Given records:
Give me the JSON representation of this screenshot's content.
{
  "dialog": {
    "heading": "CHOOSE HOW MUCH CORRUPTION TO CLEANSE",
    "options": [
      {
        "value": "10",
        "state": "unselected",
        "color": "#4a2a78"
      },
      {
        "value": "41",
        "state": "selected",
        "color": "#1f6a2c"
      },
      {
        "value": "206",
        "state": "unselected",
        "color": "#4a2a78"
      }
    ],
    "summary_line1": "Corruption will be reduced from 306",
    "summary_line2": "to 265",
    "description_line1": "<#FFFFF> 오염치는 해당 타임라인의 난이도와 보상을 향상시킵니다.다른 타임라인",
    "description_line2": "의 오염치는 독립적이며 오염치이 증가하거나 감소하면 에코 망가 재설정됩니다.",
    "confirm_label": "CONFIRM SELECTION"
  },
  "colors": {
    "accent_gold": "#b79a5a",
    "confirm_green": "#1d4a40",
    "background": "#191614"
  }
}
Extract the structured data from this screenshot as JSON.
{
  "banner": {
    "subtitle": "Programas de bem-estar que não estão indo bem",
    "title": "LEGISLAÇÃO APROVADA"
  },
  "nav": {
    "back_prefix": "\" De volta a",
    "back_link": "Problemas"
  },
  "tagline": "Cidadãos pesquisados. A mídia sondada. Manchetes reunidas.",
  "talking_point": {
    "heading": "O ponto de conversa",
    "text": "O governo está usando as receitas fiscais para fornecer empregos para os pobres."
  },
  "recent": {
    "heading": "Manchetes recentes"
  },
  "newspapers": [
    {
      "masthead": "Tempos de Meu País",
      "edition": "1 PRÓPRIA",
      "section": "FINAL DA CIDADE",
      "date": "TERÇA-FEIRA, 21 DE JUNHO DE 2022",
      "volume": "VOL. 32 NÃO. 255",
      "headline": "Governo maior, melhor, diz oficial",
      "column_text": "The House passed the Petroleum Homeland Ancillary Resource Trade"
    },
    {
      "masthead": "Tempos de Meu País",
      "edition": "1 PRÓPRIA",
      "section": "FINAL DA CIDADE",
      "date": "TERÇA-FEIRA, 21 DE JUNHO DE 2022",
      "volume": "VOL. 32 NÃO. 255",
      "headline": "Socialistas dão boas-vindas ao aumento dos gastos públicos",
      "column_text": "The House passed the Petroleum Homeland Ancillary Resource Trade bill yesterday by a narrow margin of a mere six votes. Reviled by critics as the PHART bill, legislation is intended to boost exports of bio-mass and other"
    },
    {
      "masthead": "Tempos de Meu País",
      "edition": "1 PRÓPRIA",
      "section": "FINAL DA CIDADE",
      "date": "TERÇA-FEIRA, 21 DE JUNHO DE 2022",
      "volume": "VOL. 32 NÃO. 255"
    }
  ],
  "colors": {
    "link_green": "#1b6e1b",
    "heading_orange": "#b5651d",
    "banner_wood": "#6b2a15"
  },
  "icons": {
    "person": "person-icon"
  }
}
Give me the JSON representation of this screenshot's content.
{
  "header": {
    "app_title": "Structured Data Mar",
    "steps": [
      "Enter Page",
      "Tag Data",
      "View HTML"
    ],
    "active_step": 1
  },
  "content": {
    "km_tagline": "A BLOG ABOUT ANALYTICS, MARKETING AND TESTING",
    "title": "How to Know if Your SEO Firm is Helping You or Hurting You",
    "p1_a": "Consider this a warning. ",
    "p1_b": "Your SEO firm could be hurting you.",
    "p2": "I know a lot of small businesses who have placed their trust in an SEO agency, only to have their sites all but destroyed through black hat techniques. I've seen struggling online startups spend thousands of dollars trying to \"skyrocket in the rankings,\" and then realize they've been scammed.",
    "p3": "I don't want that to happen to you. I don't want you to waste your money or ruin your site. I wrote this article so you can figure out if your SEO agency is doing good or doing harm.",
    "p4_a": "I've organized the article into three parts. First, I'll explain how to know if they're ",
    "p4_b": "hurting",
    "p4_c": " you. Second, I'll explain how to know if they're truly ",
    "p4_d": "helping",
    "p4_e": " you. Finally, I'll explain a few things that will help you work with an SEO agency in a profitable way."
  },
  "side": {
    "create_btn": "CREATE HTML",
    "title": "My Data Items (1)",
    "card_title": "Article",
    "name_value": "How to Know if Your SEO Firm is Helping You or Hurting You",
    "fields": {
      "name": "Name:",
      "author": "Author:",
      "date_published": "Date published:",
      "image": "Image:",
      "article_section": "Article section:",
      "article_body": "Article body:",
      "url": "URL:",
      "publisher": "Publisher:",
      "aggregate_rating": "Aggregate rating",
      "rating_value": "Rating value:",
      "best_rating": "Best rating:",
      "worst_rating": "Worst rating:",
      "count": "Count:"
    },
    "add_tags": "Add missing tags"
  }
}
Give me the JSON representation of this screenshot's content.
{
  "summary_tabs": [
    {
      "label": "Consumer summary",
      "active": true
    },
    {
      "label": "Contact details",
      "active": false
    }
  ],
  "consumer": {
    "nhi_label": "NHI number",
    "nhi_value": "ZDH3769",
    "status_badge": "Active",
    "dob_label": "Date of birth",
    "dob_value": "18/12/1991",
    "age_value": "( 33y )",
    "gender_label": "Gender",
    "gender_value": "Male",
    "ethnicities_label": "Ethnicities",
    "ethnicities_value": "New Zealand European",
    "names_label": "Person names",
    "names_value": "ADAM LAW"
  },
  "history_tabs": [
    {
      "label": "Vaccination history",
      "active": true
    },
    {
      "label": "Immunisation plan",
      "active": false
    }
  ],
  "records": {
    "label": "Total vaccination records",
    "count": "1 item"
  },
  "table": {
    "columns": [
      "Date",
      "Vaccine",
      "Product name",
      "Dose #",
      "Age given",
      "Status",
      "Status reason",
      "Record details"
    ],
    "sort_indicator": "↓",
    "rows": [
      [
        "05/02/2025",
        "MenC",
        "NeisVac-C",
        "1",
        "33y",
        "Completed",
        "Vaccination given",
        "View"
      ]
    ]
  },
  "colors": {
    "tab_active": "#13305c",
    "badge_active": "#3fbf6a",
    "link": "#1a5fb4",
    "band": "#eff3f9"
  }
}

Task directions:
Restate the listing above word for word.

Solution to this task:
Give me the JSON representation of this screenshot's content.
{
  "dialog": {
    "heading": "CHOOSE HOW MUCH CORRUPTION TO CLEANSE",
    "options": [
      {
        "value": "10",
        "state": "unselected",
        "color": "#4a2a78"
      },
      {
        "value": "41",
        "state": "selected",
        "color": "#1f6a2c"
      },
      {
        "value": "206",
        "state": "unselected",
        "color": "#4a2a78"
      }
    ],
    "summary_line1": "Corruption will be reduced from 306",
    "summary_line2": "to 265",
    "description_line1": "<#FFFFF> 오염치는 해당 타임라인의 난이도와 보상을 향상시킵니다.다른 타임라인",
    "description_line2": "의 오염치는 독립적이며 오염치이 증가하거나 감소하면 에코 망가 재설정됩니다.",
    "confirm_label": "CONFIRM SELECTION"
  },
  "colors": {
    "accent_gold": "#b79a5a",
    "confirm_green": "#1d4a40",
    "background": "#191614"
  }
}
Extract the structured data from this screenshot as JSON.
{
  "banner": {
    "subtitle": "Programas de bem-estar que não estão indo bem",
    "title": "LEGISLAÇÃO APROVADA"
  },
  "nav": {
    "back_prefix": "\" De volta a",
    "back_link": "Problemas"
  },
  "tagline": "Cidadãos pesquisados. A mídia sondada. Manchetes reunidas.",
  "talking_point": {
    "heading": "O ponto de conversa",
    "text": "O governo está usando as receitas fiscais para fornecer empregos para os pobres."
  },
  "recent": {
    "heading": "Manchetes recentes"
  },
  "newspapers": [
    {
      "masthead": "Tempos de Meu País",
      "edition": "1 PRÓPRIA",
      "section": "FINAL DA CIDADE",
      "date": "TERÇA-FEIRA, 21 DE JUNHO DE 2022",
      "volume": "VOL. 32 NÃO. 255",
      "headline": "Governo maior, melhor, diz oficial",
      "column_text": "The House passed the Petroleum Homeland Ancillary Resource Trade"
    },
    {
      "masthead": "Tempos de Meu País",
      "edition": "1 PRÓPRIA",
      "section": "FINAL DA CIDADE",
      "date": "TERÇA-FEIRA, 21 DE JUNHO DE 2022",
      "volume": "VOL. 32 NÃO. 255",
      "headline": "Socialistas dão boas-vindas ao aumento dos gastos públicos",
      "column_text": "The House passed the Petroleum Homeland Ancillary Resource Trade bill yesterday by a narrow margin of a mere six votes. Reviled by critics as the PHART bill, legislation is intended to boost exports of bio-mass and other"
    },
    {
      "masthead": "Tempos de Meu País",
      "edition": "1 PRÓPRIA",
      "section": "FINAL DA CIDADE",
      "date": "TERÇA-FEIRA, 21 DE JUNHO DE 2022",
      "volume": "VOL. 32 NÃO. 255"
    }
  ],
  "colors": {
    "link_green": "#1b6e1b",
    "heading_orange": "#b5651d",
    "banner_wood": "#6b2a15"
  },
  "icons": {
    "person": "person-icon"
  }
}
Give me the JSON representation of this screenshot's content.
{
  "header": {
    "app_title": "Structured Data Mar",
    "steps": [
      "Enter Page",
      "Tag Data",
      "View HTML"
    ],
    "active_step": 1
  },
  "content": {
    "km_tagline": "A BLOG ABOUT ANALYTICS, MARKETING AND TESTING",
    "title": "How to Know if Your SEO Firm is Helping You or Hurting You",
    "p1_a": "Consider this a warning. ",
    "p1_b": "Your SEO firm could be hurting you.",
    "p2": "I know a lot of small businesses who have placed their trust in an SEO agency, only to have their sites all but destroyed through black hat techniques. I've seen struggling online startups spend thousands of dollars trying to \"skyrocket in the rankings,\" and then realize they've been scammed.",
    "p3": "I don't want that to happen to you. I don't want you to waste your money or ruin your site. I wrote this article so you can figure out if your SEO agency is doing good or doing harm.",
    "p4_a": "I've organized the article into three parts. First, I'll explain how to know if they're ",
    "p4_b": "hurting",
    "p4_c": " you. Second, I'll explain how to know if they're truly ",
    "p4_d": "helping",
    "p4_e": " you. Finally, I'll explain a few things that will help you work with an SEO agency in a profitable way."
  },
  "side": {
    "create_btn": "CREATE HTML",
    "title": "My Data Items (1)",
    "card_title": "Article",
    "name_value": "How to Know if Your SEO Firm is Helping You or Hurting You",
    "fields": {
      "name": "Name:",
      "author": "Author:",
      "date_published": "Date published:",
      "image": "Image:",
      "article_section": "Article section:",
      "article_body": "Article body:",
      "url": "URL:",
      "publisher": "Publisher:",
      "aggregate_rating": "Aggregate rating",
      "rating_value": "Rating value:",
      "best_rating": "Best rating:",
      "worst_rating": "Worst rating:",
      "count": "Count:"
    },
    "add_tags": "Add missing tags"
  }
}
Give me the JSON representation of this screenshot's content.
{
  "summary_tabs": [
    {
      "label": "Consumer summary",
      "active": true
    },
    {
      "label": "Contact details",
      "active": false
    }
  ],
  "consumer": {
    "nhi_label": "NHI number",
    "nhi_value": "ZDH3769",
    "status_badge": "Active",
    "dob_label": "Date of birth",
    "dob_value": "18/12/1991",
    "age_value": "( 33y )",
    "gender_label": "Gender",
    "gender_value": "Male",
    "ethnicities_label": "Ethnicities",
    "ethnicities_value": "New Zealand European",
    "names_label": "Person names",
    "names_value": "ADAM LAW"
  },
  "history_tabs": [
    {
      "label": "Vaccination history",
      "active": true
    },
    {
      "label": "Immunisation plan",
      "active": false
    }
  ],
  "records": {
    "label": "Total vaccination records",
    "count": "1 item"
  },
  "table": {
    "columns": [
      "Date",
      "Vaccine",
      "Product name",
      "Dose #",
      "Age given",
      "Status",
      "Status reason",
      "Record details"
    ],
    "sort_indicator": "↓",
    "rows": [
      [
        "05/02/2025",
        "MenC",
        "NeisVac-C",
        "1",
        "33y",
        "Completed",
        "Vaccination given",
        "View"
      ]
    ]
  },
  "colors": {
    "tab_active": "#13305c",
    "badge_active": "#3fbf6a",
    "link": "#1a5fb4",
    "band": "#eff3f9"
  }
}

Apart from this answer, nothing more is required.